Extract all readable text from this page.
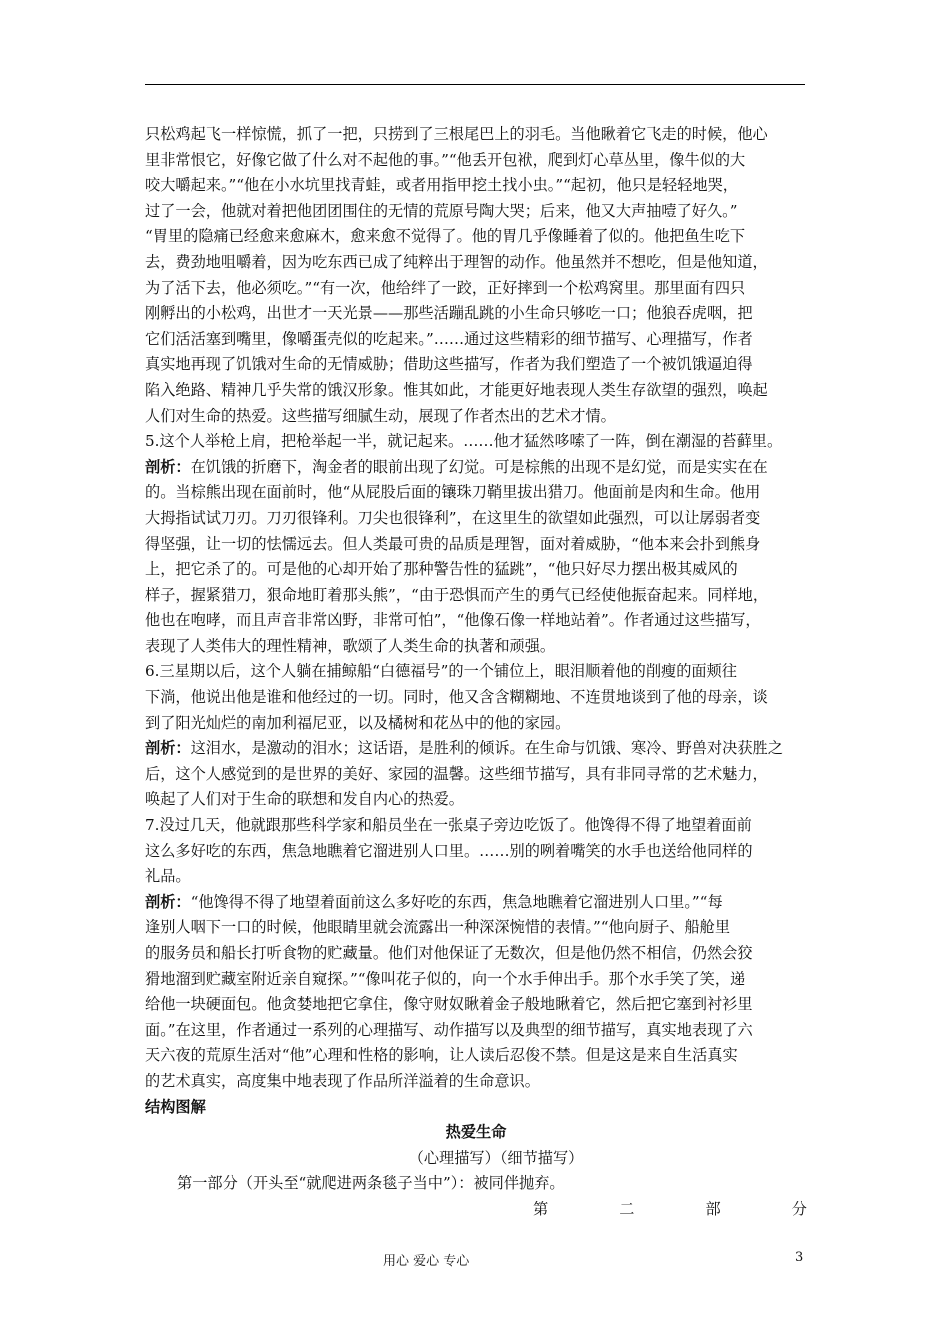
只松鸡起飞一样惊慌，抓了一把，只捞到了三根尾巴上的羽毛。当他瞅着它飞走的时候，他心
里非常恨它，好像它做了什么对不起他的事。”“他丢开包袱，爬到灯心草丛里，像牛似的大
咬大嚼起来。”“他在小水坑里找青蛙，或者用指甲挖土找小虫。”“起初，他只是轻轻地哭，
过了一会，他就对着把他团团围住的无情的荒原号陶大哭；后来，他又大声抽噎了好久。”
“胃里的隐痛已经愈来愈麻木，愈来愈不觉得了。他的胃几乎像睡着了似的。他把鱼生吃下
去，费劲地咀嚼着，因为吃东西已成了纯粹出于理智的动作。他虽然并不想吃，但是他知道，
为了活下去，他必须吃。”“有一次，他给绊了一跤，正好摔到一个松鸡窝里。那里面有四只
刚孵出的小松鸡，出世才一天光景——那些活蹦乱跳的小生命只够吃一口；他狼吞虎咽，把
它们活活塞到嘴里，像嚼蛋壳似的吃起来。”……通过这些精彩的细节描写、心理描写，作者
真实地再现了饥饿对生命的无情威胁；借助这些描写，作者为我们塑造了一个被饥饿逼迫得
陷入绝路、精神几乎失常的饿汉形象。惟其如此，才能更好地表现人类生存欲望的强烈，唤起
人们对生命的热爱。这些描写细腻生动，展现了作者杰出的艺术才情。
5.这个人举枪上肩，把枪举起一半，就记起来。……他才猛然哆嗦了一阵，倒在潮湿的苔藓里。
剖析：在饥饿的折磨下，淘金者的眼前出现了幻觉。可是棕熊的出现不是幻觉，而是实实在在
的。当棕熊出现在面前时，他“从屁股后面的镶珠刀鞘里拔出猎刀。他面前是肉和生命。他用
大拇指试试刀刃。刀刃很锋利。刀尖也很锋利”，在这里生的欲望如此强烈，可以让孱弱者变
得坚强，让一切的怯懦远去。但人类最可贵的品质是理智，面对着威胁，“他本来会扑到熊身
上，把它杀了的。可是他的心却开始了那种警告性的猛跳”，“他只好尽力摆出极其威风的
样子，握紧猎刀，狠命地盯着那头熊”，“由于恐惧而产生的勇气已经使他振奋起来。同样地，
他也在咆哮，而且声音非常凶野，非常可怕”，“他像石像一样地站着”。作者通过这些描写，
表现了人类伟大的理性精神，歌颂了人类生命的执著和顽强。
6.三星期以后，这个人躺在捕鲸船“白德福号”的一个铺位上，眼泪顺着他的削瘦的面颊往
下淌，他说出他是谁和他经过的一切。同时，他又含含糊糊地、不连贯地谈到了他的母亲，谈
到了阳光灿烂的南加利福尼亚，以及橘树和花丛中的他的家园。
剖析：这泪水，是激动的泪水；这话语，是胜利的倾诉。在生命与饥饿、寒冷、野兽对决获胜之
后，这个人感觉到的是世界的美好、家园的温馨。这些细节描写，具有非同寻常的艺术魅力，
唤起了人们对于生命的联想和发自内心的热爱。
7.没过几天，他就跟那些科学家和船员坐在一张桌子旁边吃饭了。他馋得不得了地望着面前
这么多好吃的东西，焦急地瞧着它溜进别人口里。……别的咧着嘴笑的水手也送给他同样的
礼品。
剖析：“他馋得不得了地望着面前这么多好吃的东西，焦急地瞧着它溜进别人口里。”“每
逢别人咽下一口的时候，他眼睛里就会流露出一种深深惋惜的表情。”“他向厨子、船舱里
的服务员和船长打听食物的贮藏量。他们对他保证了无数次，但是他仍然不相信，仍然会狡
猾地溜到贮藏室附近亲自窥探。”“像叫花子似的，向一个水手伸出手。那个水手笑了笑，递
给他一块硬面包。他贪婪地把它拿住，像守财奴瞅着金子般地瞅着它，然后把它塞到衬衫里
面。”在这里，作者通过一系列的心理描写、动作描写以及典型的细节描写，真实地表现了六
天六夜的荒原生活对“他”心理和性格的影响，让人读后忍俊不禁。但是这是来自生活真实
的艺术真实，高度集中地表现了作品所洋溢着的生命意识。
结构图解
热爱生命
（心理描写）（细节描写）
第一部分（开头至“就爬进两条毯子当中”）：被同伴抛弃。
第	二	部	分
用心 爱心 专心	3
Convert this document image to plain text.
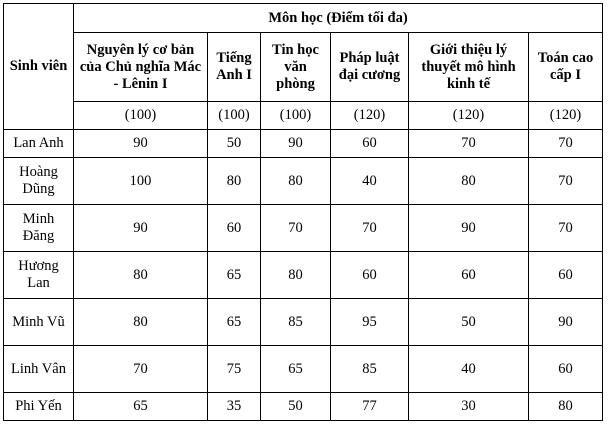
Sinh viên	Môn học (Điểm tối đa)					
	Nguyên lý cơ bản của Chủ nghĩa Mác - Lênin I	Tiếng Anh I	Tin học văn phòng	Pháp luật đại cương	Giới thiệu lý thuyết mô hình kinh tế	Toán cao cấp I
	(100)	(100)	(100)	(120)	(120)	(120)
Lan Anh	90	50	90	60	70	70
Hoàng Dũng	100	80	80	40	80	70
Minh Đăng	90	60	70	70	90	70
Hương Lan	80	65	80	60	60	60
Minh Vũ	80	65	85	95	50	90
Linh Vân	70	75	65	85	40	60
Phi Yến	65	35	50	77	30	80
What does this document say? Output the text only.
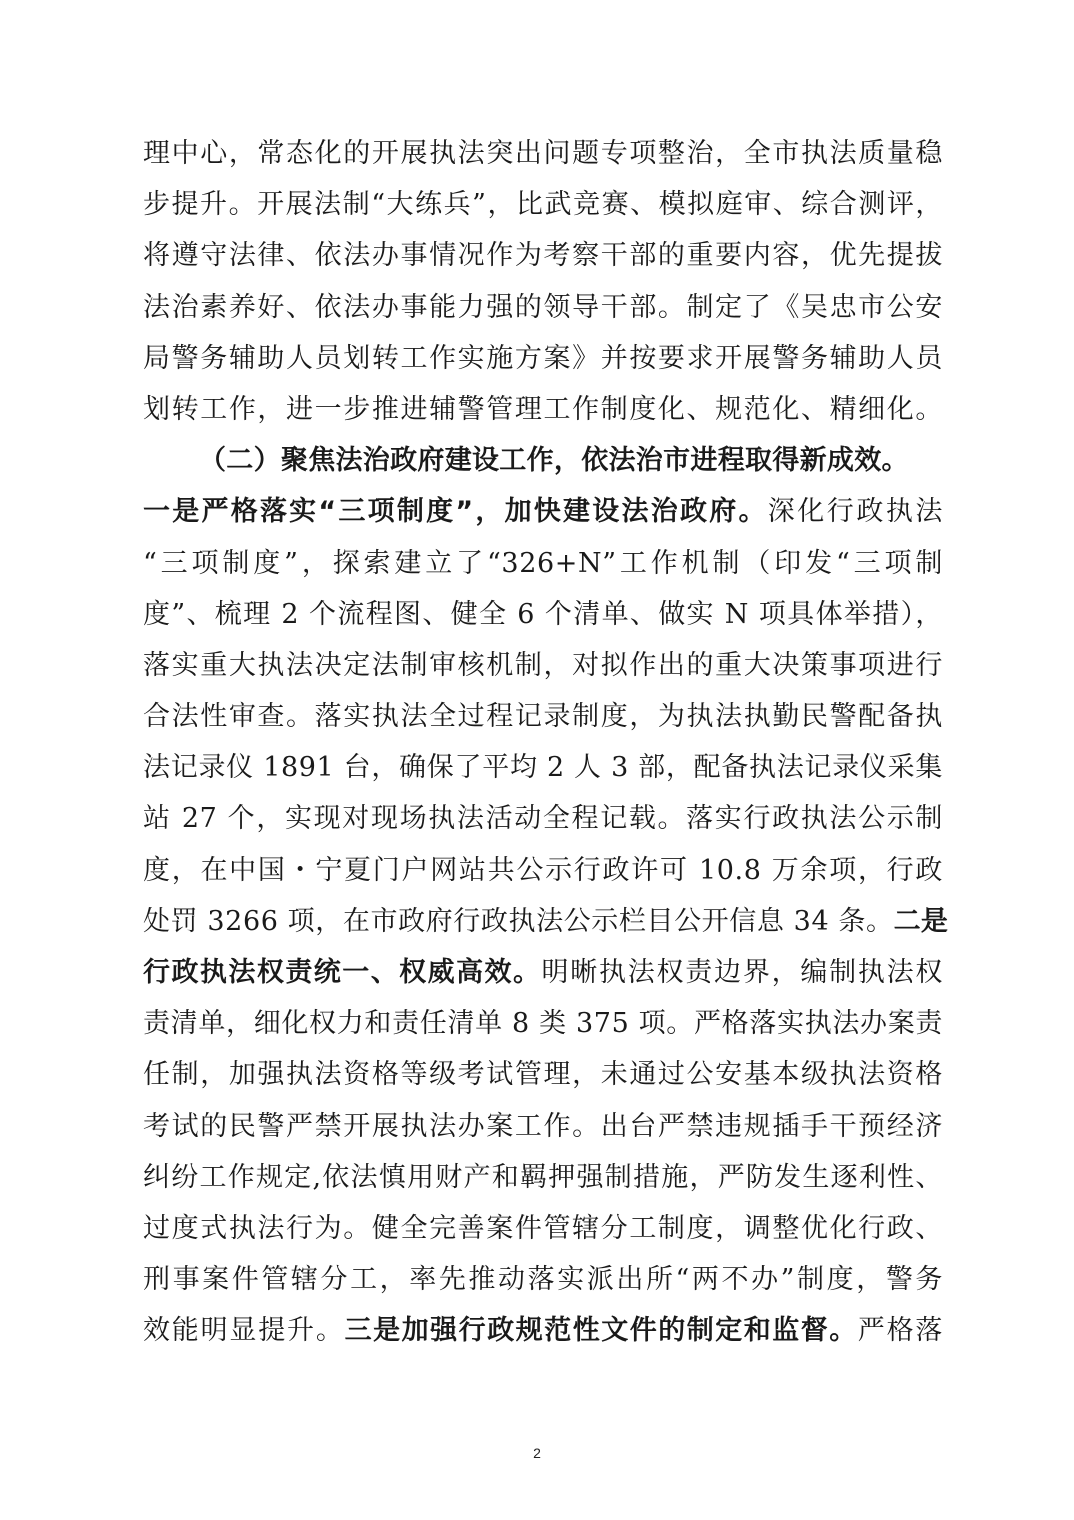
理中心，常态化的开展执法突出问题专项整治，全市执法质量稳
步提升。开展法制“大练兵”，比武竞赛、模拟庭审、综合测评，
将遵守法律、依法办事情况作为考察干部的重要内容，优先提拔
法治素养好、依法办事能力强的领导干部。制定了《吴忠市公安
局警务辅助人员划转工作实施方案》并按要求开展警务辅助人员
划转工作，进一步推进辅警管理工作制度化、规范化、精细化。
（二）聚焦法治政府建设工作，依法治市进程取得新成效。
一是严格落实“三项制度”，加快建设法治政府。深化行政执法
“三项制度”，探索建立了“326+N”工作机制（印发“三项制
度”、梳理 2 个流程图、健全 6 个清单、做实 N 项具体举措），
落实重大执法决定法制审核机制，对拟作出的重大决策事项进行
合法性审查。落实执法全过程记录制度，为执法执勤民警配备执
法记录仪 1891 台，确保了平均 2 人 3 部，配备执法记录仪采集
站 27 个，实现对现场执法活动全程记载。落实行政执法公示制
度，在中国・宁夏门户网站共公示行政许可 10.8 万余项，行政
处罚 3266 项，在市政府行政执法公示栏目公开信息 34 条。二是
行政执法权责统一、权威高效。明晰执法权责边界，编制执法权
责清单，细化权力和责任清单 8 类 375 项。严格落实执法办案责
任制，加强执法资格等级考试管理，未通过公安基本级执法资格
考试的民警严禁开展执法办案工作。出台严禁违规插手干预经济
纠纷工作规定,依法慎用财产和羁押强制措施，严防发生逐利性、
过度式执法行为。健全完善案件管辖分工制度，调整优化行政、
刑事案件管辖分工，率先推动落实派出所“两不办”制度，警务
效能明显提升。三是加强行政规范性文件的制定和监督。严格落
2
* * * *
Problem to work on |
Copy everything in the records above except the pictures, exactly as written.

Answer to this problem |
Extract all readable text from this page.
只松鸡起飞一样惊慌，抓了一把，只捞到了三根尾巴上的羽毛。当他瞅着它飞走的时候，他心
里非常恨它，好像它做了什么对不起他的事。”“他丢开包袱，爬到灯心草丛里，像牛似的大
咬大嚼起来。”“他在小水坑里找青蛙，或者用指甲挖土找小虫。”“起初，他只是轻轻地哭，
过了一会，他就对着把他团团围住的无情的荒原号陶大哭；后来，他又大声抽噎了好久。”
“胃里的隐痛已经愈来愈麻木，愈来愈不觉得了。他的胃几乎像睡着了似的。他把鱼生吃下
去，费劲地咀嚼着，因为吃东西已成了纯粹出于理智的动作。他虽然并不想吃，但是他知道，
为了活下去，他必须吃。”“有一次，他给绊了一跤，正好摔到一个松鸡窝里。那里面有四只
刚孵出的小松鸡，出世才一天光景——那些活蹦乱跳的小生命只够吃一口；他狼吞虎咽，把
它们活活塞到嘴里，像嚼蛋壳似的吃起来。”……通过这些精彩的细节描写、心理描写，作者
真实地再现了饥饿对生命的无情威胁；借助这些描写，作者为我们塑造了一个被饥饿逼迫得
陷入绝路、精神几乎失常的饿汉形象。惟其如此，才能更好地表现人类生存欲望的强烈，唤起
人们对生命的热爱。这些描写细腻生动，展现了作者杰出的艺术才情。
5.这个人举枪上肩，把枪举起一半，就记起来。……他才猛然哆嗦了一阵，倒在潮湿的苔藓里。
剖析：在饥饿的折磨下，淘金者的眼前出现了幻觉。可是棕熊的出现不是幻觉，而是实实在在
的。当棕熊出现在面前时，他“从屁股后面的镶珠刀鞘里拔出猎刀。他面前是肉和生命。他用
大拇指试试刀刃。刀刃很锋利。刀尖也很锋利”，在这里生的欲望如此强烈，可以让孱弱者变
得坚强，让一切的怯懦远去。但人类最可贵的品质是理智，面对着威胁，“他本来会扑到熊身
上，把它杀了的。可是他的心却开始了那种警告性的猛跳”，“他只好尽力摆出极其威风的
样子，握紧猎刀，狠命地盯着那头熊”，“由于恐惧而产生的勇气已经使他振奋起来。同样地，
他也在咆哮，而且声音非常凶野，非常可怕”，“他像石像一样地站着”。作者通过这些描写，
表现了人类伟大的理性精神，歌颂了人类生命的执著和顽强。
6.三星期以后，这个人躺在捕鲸船“白德福号”的一个铺位上，眼泪顺着他的削瘦的面颊往
下淌，他说出他是谁和他经过的一切。同时，他又含含糊糊地、不连贯地谈到了他的母亲，谈
到了阳光灿烂的南加利福尼亚，以及橘树和花丛中的他的家园。
剖析：这泪水，是激动的泪水；这话语，是胜利的倾诉。在生命与饥饿、寒冷、野兽对决获胜之
后，这个人感觉到的是世界的美好、家园的温馨。这些细节描写，具有非同寻常的艺术魅力，
唤起了人们对于生命的联想和发自内心的热爱。
7.没过几天，他就跟那些科学家和船员坐在一张桌子旁边吃饭了。他馋得不得了地望着面前
这么多好吃的东西，焦急地瞧着它溜进别人口里。……别的咧着嘴笑的水手也送给他同样的
礼品。
剖析：“他馋得不得了地望着面前这么多好吃的东西，焦急地瞧着它溜进别人口里。”“每
逢别人咽下一口的时候，他眼睛里就会流露出一种深深惋惜的表情。”“他向厨子、船舱里
的服务员和船长打听食物的贮藏量。他们对他保证了无数次，但是他仍然不相信，仍然会狡
猾地溜到贮藏室附近亲自窥探。”“像叫花子似的，向一个水手伸出手。那个水手笑了笑，递
给他一块硬面包。他贪婪地把它拿住，像守财奴瞅着金子般地瞅着它，然后把它塞到衬衫里
面。”在这里，作者通过一系列的心理描写、动作描写以及典型的细节描写，真实地表现了六
天六夜的荒原生活对“他”心理和性格的影响，让人读后忍俊不禁。但是这是来自生活真实
的艺术真实，高度集中地表现了作品所洋溢着的生命意识。
结构图解
热爱生命
（心理描写）（细节描写）
第一部分（开头至“就爬进两条毯子当中”）：被同伴抛弃。
第	二	部	分
用心 爱心 专心	3
Convert this document image to plain text.
Sinh viên	Môn học (Điểm tối đa)					
	Nguyên lý cơ bản của Chủ nghĩa Mác - Lênin I	Tiếng Anh I	Tin học văn phòng	Pháp luật đại cương	Giới thiệu lý thuyết mô hình kinh tế	Toán cao cấp I
	(100)	(100)	(100)	(120)	(120)	(120)
Lan Anh	90	50	90	60	70	70
Hoàng Dũng	100	80	80	40	80	70
Minh Đăng	90	60	70	70	90	70
Hương Lan	80	65	80	60	60	60
Minh Vũ	80	65	85	95	50	90
Linh Vân	70	75	65	85	40	60
Phi Yến	65	35	50	77	30	80
What does this document say? Output the text only.
理中心，常态化的开展执法突出问题专项整治，全市执法质量稳
步提升。开展法制“大练兵”，比武竞赛、模拟庭审、综合测评，
将遵守法律、依法办事情况作为考察干部的重要内容，优先提拔
法治素养好、依法办事能力强的领导干部。制定了《吴忠市公安
局警务辅助人员划转工作实施方案》并按要求开展警务辅助人员
划转工作，进一步推进辅警管理工作制度化、规范化、精细化。
（二）聚焦法治政府建设工作，依法治市进程取得新成效。
一是严格落实“三项制度”，加快建设法治政府。深化行政执法
“三项制度”，探索建立了“326+N”工作机制（印发“三项制
度”、梳理 2 个流程图、健全 6 个清单、做实 N 项具体举措），
落实重大执法决定法制审核机制，对拟作出的重大决策事项进行
合法性审查。落实执法全过程记录制度，为执法执勤民警配备执
法记录仪 1891 台，确保了平均 2 人 3 部，配备执法记录仪采集
站 27 个，实现对现场执法活动全程记载。落实行政执法公示制
度，在中国・宁夏门户网站共公示行政许可 10.8 万余项，行政
处罚 3266 项，在市政府行政执法公示栏目公开信息 34 条。二是
行政执法权责统一、权威高效。明晰执法权责边界，编制执法权
责清单，细化权力和责任清单 8 类 375 项。严格落实执法办案责
任制，加强执法资格等级考试管理，未通过公安基本级执法资格
考试的民警严禁开展执法办案工作。出台严禁违规插手干预经济
纠纷工作规定,依法慎用财产和羁押强制措施，严防发生逐利性、
过度式执法行为。健全完善案件管辖分工制度，调整优化行政、
刑事案件管辖分工，率先推动落实派出所“两不办”制度，警务
效能明显提升。三是加强行政规范性文件的制定和监督。严格落
2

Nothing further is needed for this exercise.